Americans consume more energy in July than in any other month of the year, so this month, consumer finance website WalletHub released a report ranking all 50 states and Washington, D.C. based on their energy costs.
The results were surprising: the nation’s capital had the lowest costs, with pricey real estate markets such as California also landing in the top 10 for energy affordability. The average monthly energy cost per household in the District of Columbia was estimated at $223.
On the other end of the spectrum, Wyoming came in 50th, with its monthly cost of $355 lower only than Connecticut’s. The latter, as the 51st-ranked state, had an average monthly cost of $410.
The study took into account the costs of electricity, natural gas, heating oil and motor fuel.
Unlike many similar rankings, the WalletHub study looked not only at energy prices in each state, but at actual energy spending. That involved factoring in eight metrics representing both prices and consumption.
Although the final figure used for each of the rankings was labeled as the average monthly utility bill per state, the researchers calculated this average based on numerous sources, rather than collecting and averaging data from real consumer energy bills.
Data was obtained from the U.S. Energy Information Administration, the Federal Highway Administration, the U.S. Environmental Protection Agency and the AAA Daily Fuel Gauge Report.
Using this method, how would it be that places like Washington, D.C. and California would rank so favorably, given that energy is very expensive in both these markets?
Much of it, the authors explained, has to do with the weather. Space heating is the largest energy expense in most homes, accounting for around 45% of average utility bills. Air conditioning comes in just behind that, accounting for up to 40%.
Even though a household in Northern California might pay a great deal for the electricity it uses — with California ranked 45th for electricity prices — the relatively moderate temperatures there mean both heating and cooling units stay idle most months of the year.
That also explains why states in New England, a region that has both wide temperature swings and high energy prices, were clustered toward the more expensive end of the rankings.
=======
ASSIGNMENT 1:
Reproduce everything in the article on state energy costs from "Unlike many similar" down to "prices and consumption.".
ASSIGNMENT 2:
According to the article on state energy costs, roughly what share of average utility bills goes to space heating?
None of the saved entries is needed for this work.

Saved entries:
=======
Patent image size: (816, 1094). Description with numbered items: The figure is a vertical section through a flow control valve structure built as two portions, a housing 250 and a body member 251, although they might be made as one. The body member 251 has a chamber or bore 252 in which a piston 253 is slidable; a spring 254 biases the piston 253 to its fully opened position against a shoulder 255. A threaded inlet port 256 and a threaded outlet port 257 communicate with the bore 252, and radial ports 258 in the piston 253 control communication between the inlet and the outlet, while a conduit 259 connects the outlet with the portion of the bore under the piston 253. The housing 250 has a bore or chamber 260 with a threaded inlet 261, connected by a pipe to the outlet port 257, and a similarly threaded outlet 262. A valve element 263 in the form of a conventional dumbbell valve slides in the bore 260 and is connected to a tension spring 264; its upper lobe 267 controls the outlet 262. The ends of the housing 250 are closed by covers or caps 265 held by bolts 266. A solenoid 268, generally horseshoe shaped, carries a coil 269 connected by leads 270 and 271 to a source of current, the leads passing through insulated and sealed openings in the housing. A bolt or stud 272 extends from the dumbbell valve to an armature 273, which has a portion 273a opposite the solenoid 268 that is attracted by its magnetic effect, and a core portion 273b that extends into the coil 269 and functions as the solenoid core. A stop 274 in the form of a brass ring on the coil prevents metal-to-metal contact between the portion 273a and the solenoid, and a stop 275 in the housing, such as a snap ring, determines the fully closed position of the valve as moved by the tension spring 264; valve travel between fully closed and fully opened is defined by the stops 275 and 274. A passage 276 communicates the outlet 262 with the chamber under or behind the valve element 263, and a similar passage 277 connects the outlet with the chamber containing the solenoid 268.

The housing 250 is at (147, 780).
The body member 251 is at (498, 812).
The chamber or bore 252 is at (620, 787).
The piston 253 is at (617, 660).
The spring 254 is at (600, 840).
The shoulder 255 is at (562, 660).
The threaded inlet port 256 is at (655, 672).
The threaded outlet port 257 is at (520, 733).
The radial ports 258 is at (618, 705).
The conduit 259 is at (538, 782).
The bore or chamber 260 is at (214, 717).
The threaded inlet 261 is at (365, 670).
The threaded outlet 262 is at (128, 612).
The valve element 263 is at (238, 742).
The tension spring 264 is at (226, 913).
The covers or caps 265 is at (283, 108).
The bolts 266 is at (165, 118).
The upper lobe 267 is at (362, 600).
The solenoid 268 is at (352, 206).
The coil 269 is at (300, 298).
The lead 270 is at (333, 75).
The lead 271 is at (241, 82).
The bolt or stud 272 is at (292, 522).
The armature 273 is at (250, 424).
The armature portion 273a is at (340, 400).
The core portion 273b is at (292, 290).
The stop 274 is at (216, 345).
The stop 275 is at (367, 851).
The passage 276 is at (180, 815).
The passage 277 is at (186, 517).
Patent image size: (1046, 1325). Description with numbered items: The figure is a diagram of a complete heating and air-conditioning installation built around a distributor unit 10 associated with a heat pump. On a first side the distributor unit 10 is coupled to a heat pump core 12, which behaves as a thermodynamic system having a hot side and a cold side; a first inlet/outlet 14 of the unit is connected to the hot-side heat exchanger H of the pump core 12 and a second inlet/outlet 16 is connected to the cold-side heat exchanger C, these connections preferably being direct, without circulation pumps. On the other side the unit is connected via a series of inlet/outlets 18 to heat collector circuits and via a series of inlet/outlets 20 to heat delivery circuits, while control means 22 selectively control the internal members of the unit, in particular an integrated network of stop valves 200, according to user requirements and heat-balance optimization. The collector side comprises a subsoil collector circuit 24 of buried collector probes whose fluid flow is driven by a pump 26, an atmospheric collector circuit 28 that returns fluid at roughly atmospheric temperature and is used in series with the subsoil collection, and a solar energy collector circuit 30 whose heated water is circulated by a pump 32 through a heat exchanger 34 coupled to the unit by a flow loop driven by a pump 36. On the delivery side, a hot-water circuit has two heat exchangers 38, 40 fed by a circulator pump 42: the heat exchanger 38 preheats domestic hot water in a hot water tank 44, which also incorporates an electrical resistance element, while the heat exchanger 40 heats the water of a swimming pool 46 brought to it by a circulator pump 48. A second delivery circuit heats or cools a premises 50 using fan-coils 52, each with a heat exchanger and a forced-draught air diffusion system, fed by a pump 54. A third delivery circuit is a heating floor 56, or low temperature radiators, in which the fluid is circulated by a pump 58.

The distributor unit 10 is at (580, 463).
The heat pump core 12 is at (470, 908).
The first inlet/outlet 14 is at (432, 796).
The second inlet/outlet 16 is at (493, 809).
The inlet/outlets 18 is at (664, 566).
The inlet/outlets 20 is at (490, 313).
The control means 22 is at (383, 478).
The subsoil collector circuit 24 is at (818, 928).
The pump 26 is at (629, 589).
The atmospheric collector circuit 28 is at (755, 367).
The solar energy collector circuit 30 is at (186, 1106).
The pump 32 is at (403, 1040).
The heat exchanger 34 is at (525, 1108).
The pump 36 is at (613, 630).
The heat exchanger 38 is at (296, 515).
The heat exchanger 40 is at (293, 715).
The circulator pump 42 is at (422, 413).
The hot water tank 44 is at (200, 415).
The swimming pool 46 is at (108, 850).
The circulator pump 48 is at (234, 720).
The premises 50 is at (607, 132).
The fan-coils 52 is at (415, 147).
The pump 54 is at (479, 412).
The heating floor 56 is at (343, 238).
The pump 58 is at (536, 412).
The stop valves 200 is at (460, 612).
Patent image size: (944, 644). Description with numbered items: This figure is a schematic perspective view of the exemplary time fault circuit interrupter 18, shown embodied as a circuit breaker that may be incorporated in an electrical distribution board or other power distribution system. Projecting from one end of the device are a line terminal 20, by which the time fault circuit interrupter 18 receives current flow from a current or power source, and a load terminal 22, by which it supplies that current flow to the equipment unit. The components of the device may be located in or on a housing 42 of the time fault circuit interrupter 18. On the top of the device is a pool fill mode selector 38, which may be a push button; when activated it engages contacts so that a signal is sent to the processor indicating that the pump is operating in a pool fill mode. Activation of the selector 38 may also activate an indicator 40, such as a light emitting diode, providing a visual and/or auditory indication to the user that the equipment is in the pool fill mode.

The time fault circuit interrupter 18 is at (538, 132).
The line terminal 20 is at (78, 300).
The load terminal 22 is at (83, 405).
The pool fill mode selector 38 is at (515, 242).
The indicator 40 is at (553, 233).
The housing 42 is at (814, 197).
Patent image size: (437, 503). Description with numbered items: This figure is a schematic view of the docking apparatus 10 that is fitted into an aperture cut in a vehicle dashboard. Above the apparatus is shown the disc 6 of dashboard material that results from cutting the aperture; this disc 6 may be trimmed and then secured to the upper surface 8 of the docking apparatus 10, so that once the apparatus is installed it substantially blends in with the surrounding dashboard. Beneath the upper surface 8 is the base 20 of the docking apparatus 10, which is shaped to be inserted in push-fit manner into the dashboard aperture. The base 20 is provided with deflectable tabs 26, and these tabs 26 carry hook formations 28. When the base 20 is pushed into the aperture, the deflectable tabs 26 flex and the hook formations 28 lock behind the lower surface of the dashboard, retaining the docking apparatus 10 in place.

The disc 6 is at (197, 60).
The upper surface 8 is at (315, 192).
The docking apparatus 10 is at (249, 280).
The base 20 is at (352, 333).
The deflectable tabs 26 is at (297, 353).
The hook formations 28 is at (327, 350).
=======
RESPONSE 1:
Unlike many similar rankings, the WalletHub study looked not only at energy prices in each state, but at actual energy spending. That involved factoring in eight metrics representing both prices and consumption.

RESPONSE 2:
Around 45%.